** THINGS TO DO **
**A)** List every person named in the piece on the principles of forest gardening.
**B)** Write the next part of the piece on the principles of forest gardening, starting right after its final sentence.

The principles of forest gardening

I want as many people as possible to plant forest gardens and having done so to be able to interact with them in a sensitive and appropriate manner.  However forest gardens are unlike any other gardens and cannot be ‘gardened’ in the conventional sense.  You need to understand the ecology that governs their operation and to integrate your own actions into that ecology.

When I began forest gardening it was the ecological understandings of Dave Jacke and Eric Toensmeier in their two volumes of ‘Edible Forest Gardens’ and Masanobu Fukuoka’s ‘method’ of natural farming that enabled me to interact with my garden in a sensitive and appropriate way.  But for their invaluable guidance I would have been floundering I am sure.  After a number of years I realised that I was acting in a sort of intuitive way in the garden, but that below that apparent intuition was (probably) a set of guiding principles.  I set out to uncover these and sought to get beneath the surface of how I interact with my garden and how I have learned to do what I do.   Eventually I arrirved at a set of interconnected principles that all also relate directly back to the ecology of forest gardens.

** INFORMATION PROVIDED **

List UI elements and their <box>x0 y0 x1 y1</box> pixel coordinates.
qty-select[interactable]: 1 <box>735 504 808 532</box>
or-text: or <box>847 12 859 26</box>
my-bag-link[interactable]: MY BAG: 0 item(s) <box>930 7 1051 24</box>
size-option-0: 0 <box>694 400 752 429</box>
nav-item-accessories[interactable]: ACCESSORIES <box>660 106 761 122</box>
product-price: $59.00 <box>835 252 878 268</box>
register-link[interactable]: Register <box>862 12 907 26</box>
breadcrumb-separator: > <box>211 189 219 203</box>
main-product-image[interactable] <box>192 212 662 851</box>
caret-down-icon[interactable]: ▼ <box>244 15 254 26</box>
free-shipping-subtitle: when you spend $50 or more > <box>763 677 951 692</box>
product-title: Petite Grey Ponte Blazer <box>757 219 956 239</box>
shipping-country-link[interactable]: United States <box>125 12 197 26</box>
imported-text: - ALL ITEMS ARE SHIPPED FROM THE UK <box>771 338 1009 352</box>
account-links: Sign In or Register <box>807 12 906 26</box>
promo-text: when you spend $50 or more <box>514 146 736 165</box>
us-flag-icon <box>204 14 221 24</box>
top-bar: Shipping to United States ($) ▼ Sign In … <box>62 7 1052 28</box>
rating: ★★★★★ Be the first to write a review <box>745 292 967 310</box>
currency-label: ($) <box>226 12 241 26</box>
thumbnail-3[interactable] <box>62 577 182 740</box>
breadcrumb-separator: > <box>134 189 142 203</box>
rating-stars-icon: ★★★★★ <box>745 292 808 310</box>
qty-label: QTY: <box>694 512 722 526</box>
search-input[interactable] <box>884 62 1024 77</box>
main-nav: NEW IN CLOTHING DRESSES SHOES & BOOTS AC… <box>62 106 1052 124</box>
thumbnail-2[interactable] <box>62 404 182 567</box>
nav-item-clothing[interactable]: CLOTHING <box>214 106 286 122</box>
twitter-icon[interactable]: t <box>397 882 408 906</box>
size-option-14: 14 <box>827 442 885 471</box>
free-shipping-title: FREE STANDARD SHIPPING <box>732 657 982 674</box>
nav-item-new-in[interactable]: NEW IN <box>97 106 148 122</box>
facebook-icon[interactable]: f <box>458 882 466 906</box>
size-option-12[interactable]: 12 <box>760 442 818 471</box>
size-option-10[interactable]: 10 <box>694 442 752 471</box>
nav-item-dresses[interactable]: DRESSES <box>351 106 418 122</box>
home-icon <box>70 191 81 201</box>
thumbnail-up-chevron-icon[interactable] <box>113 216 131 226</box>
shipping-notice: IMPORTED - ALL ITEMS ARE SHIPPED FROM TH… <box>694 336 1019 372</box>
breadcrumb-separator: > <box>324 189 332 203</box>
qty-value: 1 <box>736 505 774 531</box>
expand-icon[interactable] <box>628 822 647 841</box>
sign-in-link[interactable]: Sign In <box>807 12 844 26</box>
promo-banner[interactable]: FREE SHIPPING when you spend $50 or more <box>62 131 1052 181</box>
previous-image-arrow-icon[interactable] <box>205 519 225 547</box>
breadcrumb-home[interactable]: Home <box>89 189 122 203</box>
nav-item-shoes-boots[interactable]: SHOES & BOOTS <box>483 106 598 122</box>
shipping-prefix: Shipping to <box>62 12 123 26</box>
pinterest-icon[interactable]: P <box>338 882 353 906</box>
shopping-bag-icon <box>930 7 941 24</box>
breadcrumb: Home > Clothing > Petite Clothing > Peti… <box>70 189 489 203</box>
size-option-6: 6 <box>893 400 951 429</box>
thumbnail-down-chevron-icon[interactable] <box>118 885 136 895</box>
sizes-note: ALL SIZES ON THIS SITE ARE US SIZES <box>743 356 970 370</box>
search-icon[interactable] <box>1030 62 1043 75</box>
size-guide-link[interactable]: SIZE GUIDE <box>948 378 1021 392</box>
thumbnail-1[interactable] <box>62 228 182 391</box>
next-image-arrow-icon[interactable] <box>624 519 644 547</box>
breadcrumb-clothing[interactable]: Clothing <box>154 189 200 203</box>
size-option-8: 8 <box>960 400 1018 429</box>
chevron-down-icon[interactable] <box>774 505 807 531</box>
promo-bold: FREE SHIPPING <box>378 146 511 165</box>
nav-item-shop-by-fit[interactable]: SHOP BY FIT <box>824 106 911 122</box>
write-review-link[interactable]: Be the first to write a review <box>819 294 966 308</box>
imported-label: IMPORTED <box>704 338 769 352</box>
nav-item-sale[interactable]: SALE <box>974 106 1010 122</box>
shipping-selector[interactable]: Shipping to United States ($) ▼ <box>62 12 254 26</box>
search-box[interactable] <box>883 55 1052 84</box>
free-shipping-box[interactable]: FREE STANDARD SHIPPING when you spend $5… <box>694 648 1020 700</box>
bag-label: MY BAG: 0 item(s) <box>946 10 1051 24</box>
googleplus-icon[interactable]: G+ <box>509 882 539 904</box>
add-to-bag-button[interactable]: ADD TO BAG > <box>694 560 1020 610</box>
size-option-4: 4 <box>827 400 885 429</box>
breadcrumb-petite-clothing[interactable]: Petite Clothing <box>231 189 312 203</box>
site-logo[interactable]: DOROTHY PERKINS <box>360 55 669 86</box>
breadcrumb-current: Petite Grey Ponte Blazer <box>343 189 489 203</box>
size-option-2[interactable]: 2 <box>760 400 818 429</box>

** SOLVED PROBLEMS **
**A)** Dave Jacke, Eric Toensmeier, Masanobu Fukuoka

**B)**
The first four principles below are the fundamental principles undergirding why and how a forest garden is (and remains) a fertile, low maintenance, productive and resilient edible landscape.  They are described in one form or another in forest gardening literature.  The other eight principles are my own derivations from my experience of forest gardening and represent a summary of my findings.  They are but a small fraction of my thinking and writing to date, the bulk of which is focussed on writing a book about the subject, seeking to explain carefully and thoughtfully exactly how experience led me to this point.  So whilst I continue working on that here is a summary and very brief explanation of my understanding the principles of forest gardening.

Fundamental principles of forest gardens

  1. The greater the biodiversity in the forest garden the more resilient and healthy it is.
  2. Plant material (biomass) accumulating in the soil increases soil fertility.
  3. Permanent plantings of perennials ensure a healthy underground soil system.
  4. Biodiversity, biomass and perennial planting are the foundations of health and fertility in the forest garden ecosystem which in turn are the foundation of abundance.

Principles of forest gardening

  1. The forest gardener and their own needs is an integral part of the forest garden ecosystem.
  2. Forest gardeners need to challenge their assumptions and the conventions and ‘rules’ they have learned in other contexts and instead to trust nature.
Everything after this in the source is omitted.